BEGIN Extracted records

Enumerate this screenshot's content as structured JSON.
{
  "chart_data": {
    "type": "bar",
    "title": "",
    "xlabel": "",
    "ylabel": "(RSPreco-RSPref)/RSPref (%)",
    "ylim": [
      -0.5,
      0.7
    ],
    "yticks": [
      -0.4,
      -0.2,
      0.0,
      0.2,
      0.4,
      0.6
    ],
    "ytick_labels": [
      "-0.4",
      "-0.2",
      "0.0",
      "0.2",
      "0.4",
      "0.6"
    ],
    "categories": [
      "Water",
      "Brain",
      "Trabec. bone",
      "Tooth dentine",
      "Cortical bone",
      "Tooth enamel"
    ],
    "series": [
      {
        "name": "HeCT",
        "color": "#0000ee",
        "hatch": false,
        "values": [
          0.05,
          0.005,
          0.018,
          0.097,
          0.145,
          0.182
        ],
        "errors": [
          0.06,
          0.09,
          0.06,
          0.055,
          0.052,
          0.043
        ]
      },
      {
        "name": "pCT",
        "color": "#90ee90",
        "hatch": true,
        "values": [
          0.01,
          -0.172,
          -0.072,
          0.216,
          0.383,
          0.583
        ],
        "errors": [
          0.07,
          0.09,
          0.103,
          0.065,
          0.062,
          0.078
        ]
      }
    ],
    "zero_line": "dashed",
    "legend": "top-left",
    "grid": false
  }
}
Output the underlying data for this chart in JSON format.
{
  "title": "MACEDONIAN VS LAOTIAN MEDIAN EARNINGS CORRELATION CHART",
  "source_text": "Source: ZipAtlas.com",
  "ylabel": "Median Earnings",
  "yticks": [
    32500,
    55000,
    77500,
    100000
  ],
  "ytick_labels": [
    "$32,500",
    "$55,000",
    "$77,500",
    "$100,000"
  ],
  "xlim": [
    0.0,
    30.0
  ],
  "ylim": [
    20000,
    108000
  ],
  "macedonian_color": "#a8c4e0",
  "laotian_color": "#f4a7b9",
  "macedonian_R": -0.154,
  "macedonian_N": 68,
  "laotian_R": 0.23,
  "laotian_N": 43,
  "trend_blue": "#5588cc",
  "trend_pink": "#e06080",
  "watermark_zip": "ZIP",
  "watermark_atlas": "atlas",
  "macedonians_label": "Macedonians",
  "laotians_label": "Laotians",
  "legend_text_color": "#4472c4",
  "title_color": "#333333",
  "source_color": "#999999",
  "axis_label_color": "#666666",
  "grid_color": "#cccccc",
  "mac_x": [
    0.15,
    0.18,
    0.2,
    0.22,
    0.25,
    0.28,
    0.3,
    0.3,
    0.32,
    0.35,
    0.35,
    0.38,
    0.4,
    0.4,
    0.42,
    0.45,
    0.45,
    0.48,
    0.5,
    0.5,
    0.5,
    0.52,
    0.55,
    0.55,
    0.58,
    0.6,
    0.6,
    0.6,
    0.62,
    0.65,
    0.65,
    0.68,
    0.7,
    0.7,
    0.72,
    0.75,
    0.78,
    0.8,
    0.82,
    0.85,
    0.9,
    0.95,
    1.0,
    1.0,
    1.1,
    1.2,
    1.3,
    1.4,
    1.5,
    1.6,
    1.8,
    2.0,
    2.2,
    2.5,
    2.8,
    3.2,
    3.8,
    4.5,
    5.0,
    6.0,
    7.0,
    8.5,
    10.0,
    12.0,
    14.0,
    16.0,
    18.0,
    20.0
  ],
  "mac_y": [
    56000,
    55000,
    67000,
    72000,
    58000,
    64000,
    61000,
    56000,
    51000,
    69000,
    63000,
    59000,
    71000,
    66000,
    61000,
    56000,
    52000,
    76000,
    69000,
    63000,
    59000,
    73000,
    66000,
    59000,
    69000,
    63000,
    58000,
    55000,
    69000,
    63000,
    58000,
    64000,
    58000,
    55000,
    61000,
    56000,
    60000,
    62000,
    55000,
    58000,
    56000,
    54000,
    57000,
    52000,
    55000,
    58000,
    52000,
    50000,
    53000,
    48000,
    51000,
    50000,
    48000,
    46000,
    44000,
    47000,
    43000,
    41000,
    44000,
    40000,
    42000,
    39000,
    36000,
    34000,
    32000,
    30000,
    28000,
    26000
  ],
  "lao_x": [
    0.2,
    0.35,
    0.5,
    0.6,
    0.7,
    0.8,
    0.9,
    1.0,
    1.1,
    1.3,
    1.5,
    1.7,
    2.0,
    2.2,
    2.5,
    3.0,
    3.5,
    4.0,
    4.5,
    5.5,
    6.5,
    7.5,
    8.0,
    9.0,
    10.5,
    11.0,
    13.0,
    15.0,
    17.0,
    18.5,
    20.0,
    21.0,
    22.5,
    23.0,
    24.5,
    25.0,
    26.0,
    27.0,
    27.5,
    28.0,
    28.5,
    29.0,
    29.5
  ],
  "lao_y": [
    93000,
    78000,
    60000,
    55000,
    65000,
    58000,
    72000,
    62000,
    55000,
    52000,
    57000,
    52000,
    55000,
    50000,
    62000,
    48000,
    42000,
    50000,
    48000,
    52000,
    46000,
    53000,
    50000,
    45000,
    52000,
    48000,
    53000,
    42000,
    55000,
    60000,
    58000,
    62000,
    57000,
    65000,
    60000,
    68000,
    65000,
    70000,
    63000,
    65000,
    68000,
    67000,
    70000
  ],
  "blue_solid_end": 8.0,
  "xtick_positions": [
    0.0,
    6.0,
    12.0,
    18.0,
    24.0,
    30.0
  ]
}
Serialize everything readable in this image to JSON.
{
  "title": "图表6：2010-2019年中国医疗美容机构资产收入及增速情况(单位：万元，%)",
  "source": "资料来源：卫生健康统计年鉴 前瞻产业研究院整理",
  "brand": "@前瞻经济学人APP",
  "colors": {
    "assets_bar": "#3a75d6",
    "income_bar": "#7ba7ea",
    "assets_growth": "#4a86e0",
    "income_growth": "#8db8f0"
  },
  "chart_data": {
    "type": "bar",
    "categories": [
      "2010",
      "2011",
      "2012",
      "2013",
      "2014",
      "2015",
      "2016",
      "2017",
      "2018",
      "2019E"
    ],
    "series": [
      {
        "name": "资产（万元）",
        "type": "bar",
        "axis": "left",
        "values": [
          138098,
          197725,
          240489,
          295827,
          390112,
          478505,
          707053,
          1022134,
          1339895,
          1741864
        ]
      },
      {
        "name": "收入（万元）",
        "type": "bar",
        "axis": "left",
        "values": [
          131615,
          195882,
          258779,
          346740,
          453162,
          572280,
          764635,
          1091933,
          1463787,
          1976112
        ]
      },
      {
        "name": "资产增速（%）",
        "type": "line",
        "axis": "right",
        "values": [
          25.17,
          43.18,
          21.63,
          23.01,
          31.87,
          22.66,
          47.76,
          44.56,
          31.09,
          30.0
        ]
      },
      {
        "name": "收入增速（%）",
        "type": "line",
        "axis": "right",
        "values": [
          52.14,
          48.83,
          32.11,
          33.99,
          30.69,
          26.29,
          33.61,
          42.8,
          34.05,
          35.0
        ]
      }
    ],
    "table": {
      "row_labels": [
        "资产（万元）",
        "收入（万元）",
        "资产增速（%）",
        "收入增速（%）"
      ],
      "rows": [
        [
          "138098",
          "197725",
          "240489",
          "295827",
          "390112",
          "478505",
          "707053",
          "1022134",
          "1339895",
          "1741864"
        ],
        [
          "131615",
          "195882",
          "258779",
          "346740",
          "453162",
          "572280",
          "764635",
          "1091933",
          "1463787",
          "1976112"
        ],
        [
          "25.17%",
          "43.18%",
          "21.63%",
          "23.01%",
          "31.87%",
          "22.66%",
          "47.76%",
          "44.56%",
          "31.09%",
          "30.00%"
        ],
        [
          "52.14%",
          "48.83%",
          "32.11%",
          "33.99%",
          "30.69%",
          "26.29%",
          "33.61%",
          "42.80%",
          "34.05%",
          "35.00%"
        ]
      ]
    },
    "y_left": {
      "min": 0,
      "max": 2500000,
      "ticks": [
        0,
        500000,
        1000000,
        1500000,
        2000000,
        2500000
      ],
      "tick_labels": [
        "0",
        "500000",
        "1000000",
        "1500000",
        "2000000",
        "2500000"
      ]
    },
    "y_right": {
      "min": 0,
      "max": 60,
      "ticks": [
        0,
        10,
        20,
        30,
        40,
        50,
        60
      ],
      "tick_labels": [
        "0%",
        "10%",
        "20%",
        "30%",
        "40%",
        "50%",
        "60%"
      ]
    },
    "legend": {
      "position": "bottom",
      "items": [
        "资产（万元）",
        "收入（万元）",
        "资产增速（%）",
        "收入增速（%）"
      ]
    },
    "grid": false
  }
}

END Extracted records

» **Your task**
Identify and copy the lines holding the word "ylabel".

» **Problem solution**
    "ylabel": "(RSPreco-RSPref)/RSPref (%)",
  "ylabel": "Median Earnings",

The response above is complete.